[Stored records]
## BEGIN

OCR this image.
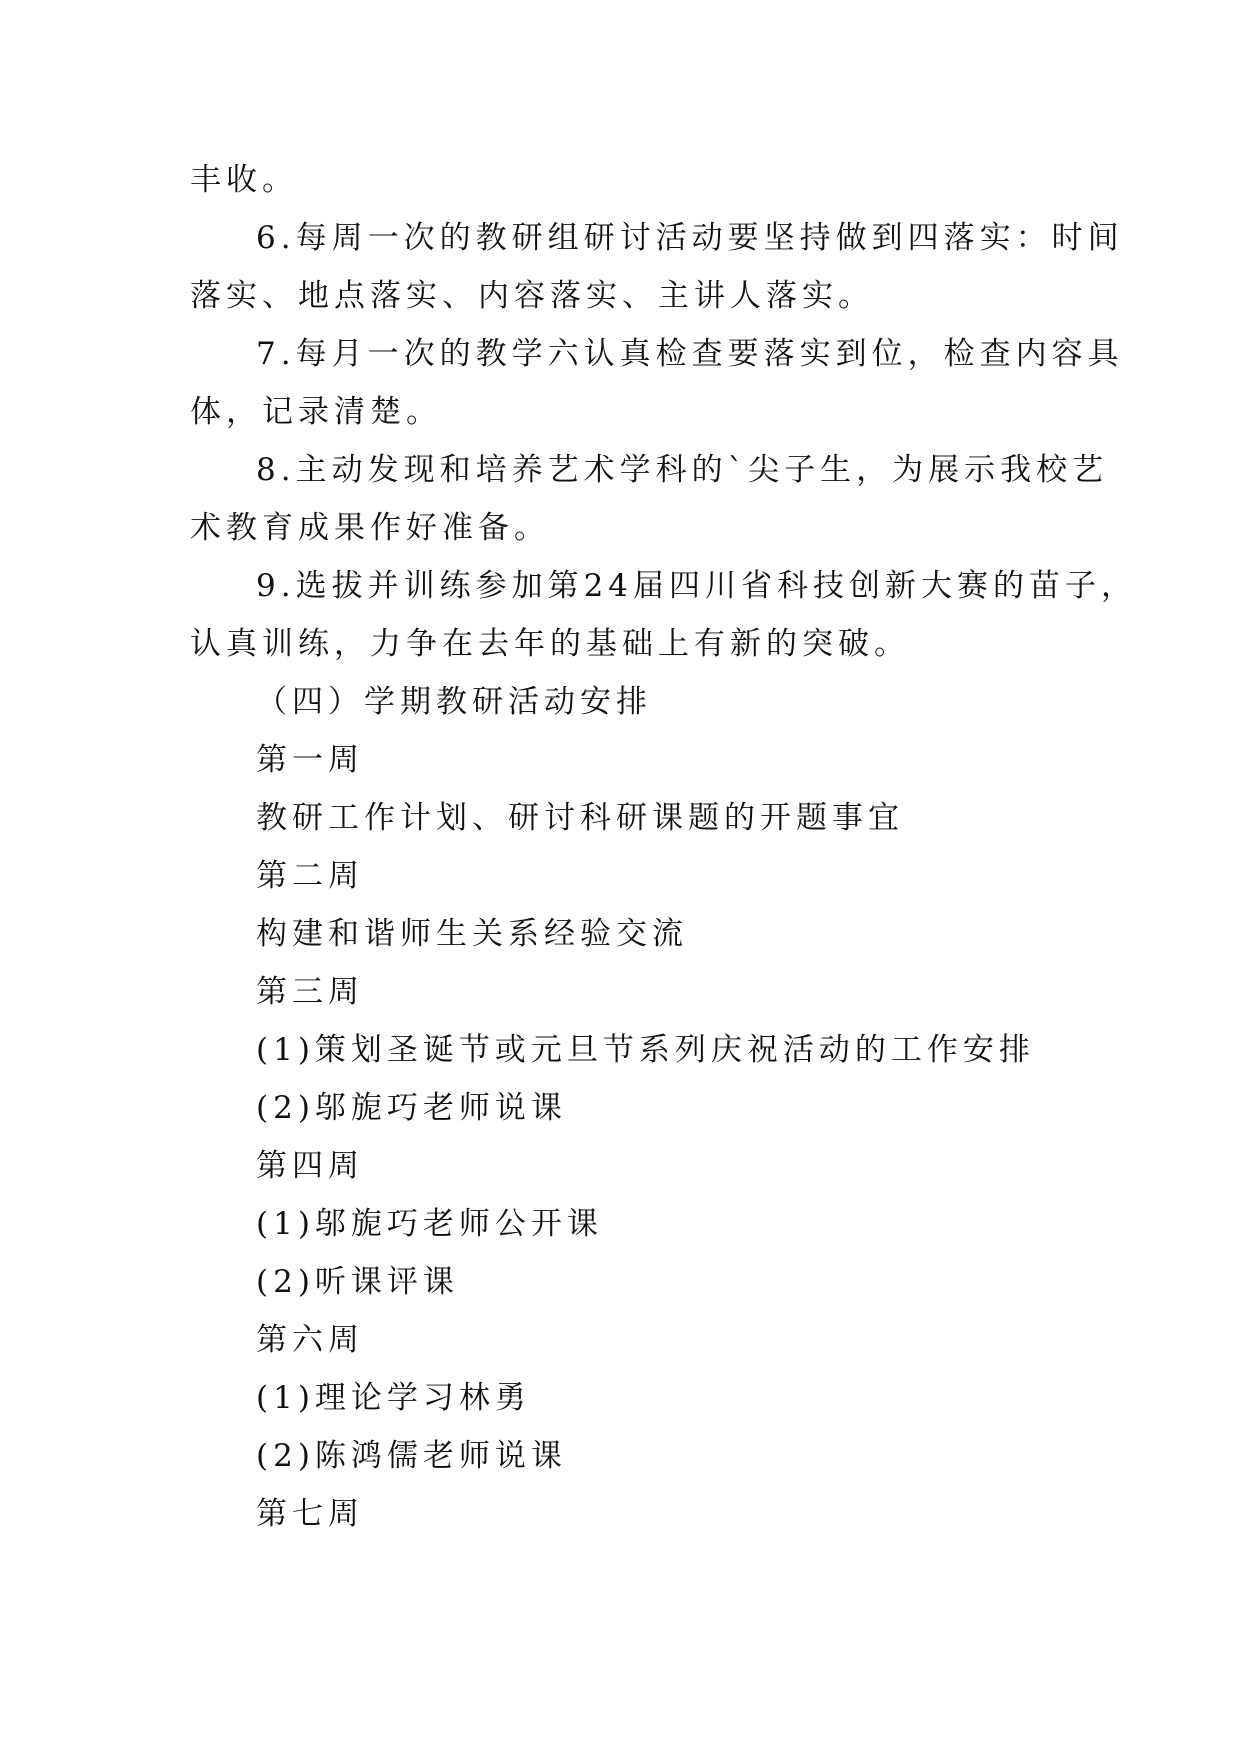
丰收。
6.每周一次的教研组研讨活动要坚持做到四落实：时间
落实、地点落实、内容落实、主讲人落实。
7.每月一次的教学六认真检查要落实到位，检查内容具
体，记录清楚。
8.主动发现和培养艺术学科的`尖子生，为展示我校艺
术教育成果作好准备。
9.选拔并训练参加第24届四川省科技创新大赛的苗子，
认真训练，力争在去年的基础上有新的突破。
（四）学期教研活动安排
第一周
教研工作计划、研讨科研课题的开题事宜
第二周
构建和谐师生关系经验交流
第三周
(1)策划圣诞节或元旦节系列庆祝活动的工作安排
(2)邬旎巧老师说课
第四周
(1)邬旎巧老师公开课
(2)听课评课
第六周
(1)理论学习林勇
(2)陈鸿儒老师说课
第七周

## END

Job
Every line above should be repeated exactly; pictures stay out of the copy.

Worked answer
OCR this image.
丰收。
6.每周一次的教研组研讨活动要坚持做到四落实：时间
落实、地点落实、内容落实、主讲人落实。
7.每月一次的教学六认真检查要落实到位，检查内容具
体，记录清楚。
8.主动发现和培养艺术学科的`尖子生，为展示我校艺
术教育成果作好准备。
9.选拔并训练参加第24届四川省科技创新大赛的苗子，
认真训练，力争在去年的基础上有新的突破。
（四）学期教研活动安排
第一周
教研工作计划、研讨科研课题的开题事宜
第二周
构建和谐师生关系经验交流
第三周
(1)策划圣诞节或元旦节系列庆祝活动的工作安排
(2)邬旎巧老师说课
第四周
(1)邬旎巧老师公开课
(2)听课评课
第六周
(1)理论学习林勇
(2)陈鸿儒老师说课
第七周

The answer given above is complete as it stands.